§ AIM
Find the string "name" in the records. Copy every line it appears in.

▬▬▬

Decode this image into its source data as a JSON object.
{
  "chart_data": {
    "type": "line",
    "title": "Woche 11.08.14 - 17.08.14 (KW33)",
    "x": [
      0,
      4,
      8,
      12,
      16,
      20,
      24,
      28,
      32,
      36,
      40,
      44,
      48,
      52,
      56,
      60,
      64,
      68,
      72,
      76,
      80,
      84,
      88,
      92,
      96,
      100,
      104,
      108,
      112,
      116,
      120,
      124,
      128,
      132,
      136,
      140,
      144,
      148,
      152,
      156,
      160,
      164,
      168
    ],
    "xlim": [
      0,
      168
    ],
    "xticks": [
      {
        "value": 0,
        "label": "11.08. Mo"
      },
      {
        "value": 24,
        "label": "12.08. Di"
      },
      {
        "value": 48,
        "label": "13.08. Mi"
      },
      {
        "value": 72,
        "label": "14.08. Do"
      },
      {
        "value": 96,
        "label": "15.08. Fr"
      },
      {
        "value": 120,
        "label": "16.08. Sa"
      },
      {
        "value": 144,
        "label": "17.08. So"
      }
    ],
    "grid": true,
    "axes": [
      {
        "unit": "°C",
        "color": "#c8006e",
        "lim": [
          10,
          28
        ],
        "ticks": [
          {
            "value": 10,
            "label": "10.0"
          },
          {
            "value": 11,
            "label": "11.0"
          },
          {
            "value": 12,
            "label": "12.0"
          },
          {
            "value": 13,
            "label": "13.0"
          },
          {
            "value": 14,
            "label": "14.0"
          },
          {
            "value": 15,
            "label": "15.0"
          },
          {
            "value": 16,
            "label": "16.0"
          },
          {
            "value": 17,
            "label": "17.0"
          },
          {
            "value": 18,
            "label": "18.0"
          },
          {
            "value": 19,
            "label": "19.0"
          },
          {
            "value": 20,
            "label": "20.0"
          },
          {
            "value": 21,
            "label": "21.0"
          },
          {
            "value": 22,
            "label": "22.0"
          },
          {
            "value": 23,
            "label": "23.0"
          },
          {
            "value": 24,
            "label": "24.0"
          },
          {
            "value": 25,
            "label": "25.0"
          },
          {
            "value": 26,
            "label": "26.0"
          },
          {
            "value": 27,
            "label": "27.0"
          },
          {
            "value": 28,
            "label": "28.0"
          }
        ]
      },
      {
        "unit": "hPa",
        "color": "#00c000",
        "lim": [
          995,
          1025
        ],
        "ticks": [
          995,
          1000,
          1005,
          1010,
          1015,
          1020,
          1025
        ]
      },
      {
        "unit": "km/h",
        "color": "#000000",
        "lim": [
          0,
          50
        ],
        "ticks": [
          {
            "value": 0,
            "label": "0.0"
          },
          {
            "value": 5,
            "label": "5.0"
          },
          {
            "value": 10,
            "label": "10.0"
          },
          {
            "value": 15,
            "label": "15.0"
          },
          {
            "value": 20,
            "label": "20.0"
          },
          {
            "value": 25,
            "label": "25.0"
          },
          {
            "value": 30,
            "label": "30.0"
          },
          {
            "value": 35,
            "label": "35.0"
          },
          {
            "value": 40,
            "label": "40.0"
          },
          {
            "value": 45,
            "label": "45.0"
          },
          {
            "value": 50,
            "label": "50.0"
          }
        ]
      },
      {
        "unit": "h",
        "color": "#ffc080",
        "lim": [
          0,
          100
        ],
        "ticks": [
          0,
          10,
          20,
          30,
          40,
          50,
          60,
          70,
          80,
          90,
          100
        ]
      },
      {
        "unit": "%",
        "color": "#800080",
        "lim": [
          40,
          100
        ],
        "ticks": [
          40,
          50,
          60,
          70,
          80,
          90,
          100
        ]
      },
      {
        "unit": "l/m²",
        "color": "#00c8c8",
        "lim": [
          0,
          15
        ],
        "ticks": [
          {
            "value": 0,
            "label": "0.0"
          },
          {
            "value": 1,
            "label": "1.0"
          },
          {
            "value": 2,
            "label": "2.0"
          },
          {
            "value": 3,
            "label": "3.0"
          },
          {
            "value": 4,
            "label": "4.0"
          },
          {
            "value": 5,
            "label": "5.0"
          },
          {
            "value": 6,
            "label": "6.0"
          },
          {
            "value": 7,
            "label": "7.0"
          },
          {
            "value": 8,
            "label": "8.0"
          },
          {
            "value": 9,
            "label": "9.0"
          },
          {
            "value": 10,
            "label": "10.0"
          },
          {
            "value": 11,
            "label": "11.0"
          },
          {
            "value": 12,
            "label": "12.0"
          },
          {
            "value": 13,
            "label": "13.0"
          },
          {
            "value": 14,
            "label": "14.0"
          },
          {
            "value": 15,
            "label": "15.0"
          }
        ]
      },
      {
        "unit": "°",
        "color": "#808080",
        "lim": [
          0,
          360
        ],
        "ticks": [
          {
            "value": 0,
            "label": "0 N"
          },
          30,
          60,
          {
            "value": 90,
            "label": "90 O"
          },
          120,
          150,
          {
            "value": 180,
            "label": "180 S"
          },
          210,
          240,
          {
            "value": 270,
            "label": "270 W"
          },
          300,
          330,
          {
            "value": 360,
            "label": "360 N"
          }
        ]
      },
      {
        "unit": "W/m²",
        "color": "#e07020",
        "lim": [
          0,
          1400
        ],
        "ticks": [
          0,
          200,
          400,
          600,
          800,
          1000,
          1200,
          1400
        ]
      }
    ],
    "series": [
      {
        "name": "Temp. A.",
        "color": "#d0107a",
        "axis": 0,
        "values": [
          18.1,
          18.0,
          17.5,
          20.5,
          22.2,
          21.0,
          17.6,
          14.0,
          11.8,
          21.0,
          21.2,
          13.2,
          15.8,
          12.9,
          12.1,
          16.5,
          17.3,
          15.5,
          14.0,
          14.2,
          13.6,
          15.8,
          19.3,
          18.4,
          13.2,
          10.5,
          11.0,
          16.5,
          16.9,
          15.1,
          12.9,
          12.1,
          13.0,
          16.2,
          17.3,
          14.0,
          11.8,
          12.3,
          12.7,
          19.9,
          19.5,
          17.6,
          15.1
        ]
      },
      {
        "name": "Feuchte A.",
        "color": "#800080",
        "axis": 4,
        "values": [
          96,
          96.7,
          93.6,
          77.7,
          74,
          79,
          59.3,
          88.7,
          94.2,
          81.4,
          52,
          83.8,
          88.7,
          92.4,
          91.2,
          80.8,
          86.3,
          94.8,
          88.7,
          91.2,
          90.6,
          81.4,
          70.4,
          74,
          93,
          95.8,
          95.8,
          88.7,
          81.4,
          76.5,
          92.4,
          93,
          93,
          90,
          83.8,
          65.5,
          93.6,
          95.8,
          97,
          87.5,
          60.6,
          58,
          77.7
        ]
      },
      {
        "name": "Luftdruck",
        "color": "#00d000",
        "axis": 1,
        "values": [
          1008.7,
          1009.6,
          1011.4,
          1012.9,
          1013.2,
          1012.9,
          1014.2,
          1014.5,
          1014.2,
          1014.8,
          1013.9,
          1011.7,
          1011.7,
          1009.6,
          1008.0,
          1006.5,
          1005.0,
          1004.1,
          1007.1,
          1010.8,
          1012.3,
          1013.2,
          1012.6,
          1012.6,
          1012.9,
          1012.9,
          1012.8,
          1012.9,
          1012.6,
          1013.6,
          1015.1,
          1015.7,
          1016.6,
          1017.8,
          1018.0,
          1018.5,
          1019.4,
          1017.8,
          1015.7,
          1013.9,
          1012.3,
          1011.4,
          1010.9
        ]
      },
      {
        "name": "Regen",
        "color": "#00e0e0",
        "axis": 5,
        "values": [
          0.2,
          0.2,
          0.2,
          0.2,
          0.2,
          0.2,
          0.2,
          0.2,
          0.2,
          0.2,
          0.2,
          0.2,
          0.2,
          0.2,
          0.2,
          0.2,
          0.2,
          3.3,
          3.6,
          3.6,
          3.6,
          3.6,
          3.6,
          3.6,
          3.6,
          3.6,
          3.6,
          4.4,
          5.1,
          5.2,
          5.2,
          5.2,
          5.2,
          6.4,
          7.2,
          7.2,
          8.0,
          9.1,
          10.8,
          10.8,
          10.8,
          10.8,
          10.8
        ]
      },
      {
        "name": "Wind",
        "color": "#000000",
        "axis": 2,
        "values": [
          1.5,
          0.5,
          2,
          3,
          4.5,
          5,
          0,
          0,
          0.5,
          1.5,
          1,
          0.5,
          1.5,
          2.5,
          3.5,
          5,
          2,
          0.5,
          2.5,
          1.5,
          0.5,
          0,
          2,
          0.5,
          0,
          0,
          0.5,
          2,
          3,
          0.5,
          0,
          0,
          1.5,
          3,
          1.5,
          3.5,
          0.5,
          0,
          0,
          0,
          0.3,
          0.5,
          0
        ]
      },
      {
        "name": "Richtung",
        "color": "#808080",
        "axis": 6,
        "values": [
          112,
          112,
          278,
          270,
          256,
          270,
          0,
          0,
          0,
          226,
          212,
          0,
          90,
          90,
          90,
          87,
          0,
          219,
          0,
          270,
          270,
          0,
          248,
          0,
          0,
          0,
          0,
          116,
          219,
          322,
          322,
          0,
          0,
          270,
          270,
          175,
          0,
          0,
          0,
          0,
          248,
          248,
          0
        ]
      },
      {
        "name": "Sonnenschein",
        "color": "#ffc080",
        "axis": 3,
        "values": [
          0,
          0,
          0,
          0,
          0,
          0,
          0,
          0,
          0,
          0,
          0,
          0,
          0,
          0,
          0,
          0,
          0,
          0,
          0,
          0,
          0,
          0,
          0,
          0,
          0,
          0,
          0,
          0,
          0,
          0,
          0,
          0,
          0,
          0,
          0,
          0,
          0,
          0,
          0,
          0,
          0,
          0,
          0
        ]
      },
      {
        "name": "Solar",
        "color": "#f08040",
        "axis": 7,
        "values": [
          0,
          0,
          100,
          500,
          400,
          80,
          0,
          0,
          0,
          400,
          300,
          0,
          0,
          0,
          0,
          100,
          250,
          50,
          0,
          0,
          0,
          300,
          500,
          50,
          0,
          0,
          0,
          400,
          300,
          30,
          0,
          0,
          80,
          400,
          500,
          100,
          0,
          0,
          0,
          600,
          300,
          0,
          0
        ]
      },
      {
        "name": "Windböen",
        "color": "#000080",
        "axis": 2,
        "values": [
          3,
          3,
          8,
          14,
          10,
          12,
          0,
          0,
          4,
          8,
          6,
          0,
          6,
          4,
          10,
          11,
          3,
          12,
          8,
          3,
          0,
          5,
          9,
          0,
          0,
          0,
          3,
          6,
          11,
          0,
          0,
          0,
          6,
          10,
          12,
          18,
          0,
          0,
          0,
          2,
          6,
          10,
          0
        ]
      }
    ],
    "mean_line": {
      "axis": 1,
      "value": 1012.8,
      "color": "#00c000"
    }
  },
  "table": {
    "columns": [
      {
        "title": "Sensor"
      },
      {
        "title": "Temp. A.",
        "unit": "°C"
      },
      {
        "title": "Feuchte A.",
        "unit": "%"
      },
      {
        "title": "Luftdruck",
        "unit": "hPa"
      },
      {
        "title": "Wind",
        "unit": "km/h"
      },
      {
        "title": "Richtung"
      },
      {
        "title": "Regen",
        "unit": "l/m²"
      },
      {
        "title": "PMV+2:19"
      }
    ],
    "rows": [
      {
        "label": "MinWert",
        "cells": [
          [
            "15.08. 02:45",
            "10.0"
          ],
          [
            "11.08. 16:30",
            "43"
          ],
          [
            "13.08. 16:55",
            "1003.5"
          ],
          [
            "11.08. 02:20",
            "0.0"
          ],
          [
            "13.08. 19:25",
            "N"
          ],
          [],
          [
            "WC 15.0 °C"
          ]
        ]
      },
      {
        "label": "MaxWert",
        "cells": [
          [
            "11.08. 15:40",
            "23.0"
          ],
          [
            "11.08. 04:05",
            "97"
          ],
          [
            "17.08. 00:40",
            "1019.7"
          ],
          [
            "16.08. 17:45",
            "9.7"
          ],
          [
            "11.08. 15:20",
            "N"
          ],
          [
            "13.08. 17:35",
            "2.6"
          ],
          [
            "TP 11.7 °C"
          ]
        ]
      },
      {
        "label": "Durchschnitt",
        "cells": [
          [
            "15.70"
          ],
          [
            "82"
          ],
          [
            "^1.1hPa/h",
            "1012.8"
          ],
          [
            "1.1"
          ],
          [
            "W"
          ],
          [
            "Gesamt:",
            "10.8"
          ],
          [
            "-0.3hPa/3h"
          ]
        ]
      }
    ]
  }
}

▬▬▬

§ ANSWER TO THIS EXERCISE
        "name": "Temp. A.",
        "name": "Feuchte A.",
        "name": "Luftdruck",
        "name": "Regen",
        "name": "Wind",
        "name": "Richtung",
        "name": "Sonnenschein",
        "name": "Solar",
        "name": "Windböen",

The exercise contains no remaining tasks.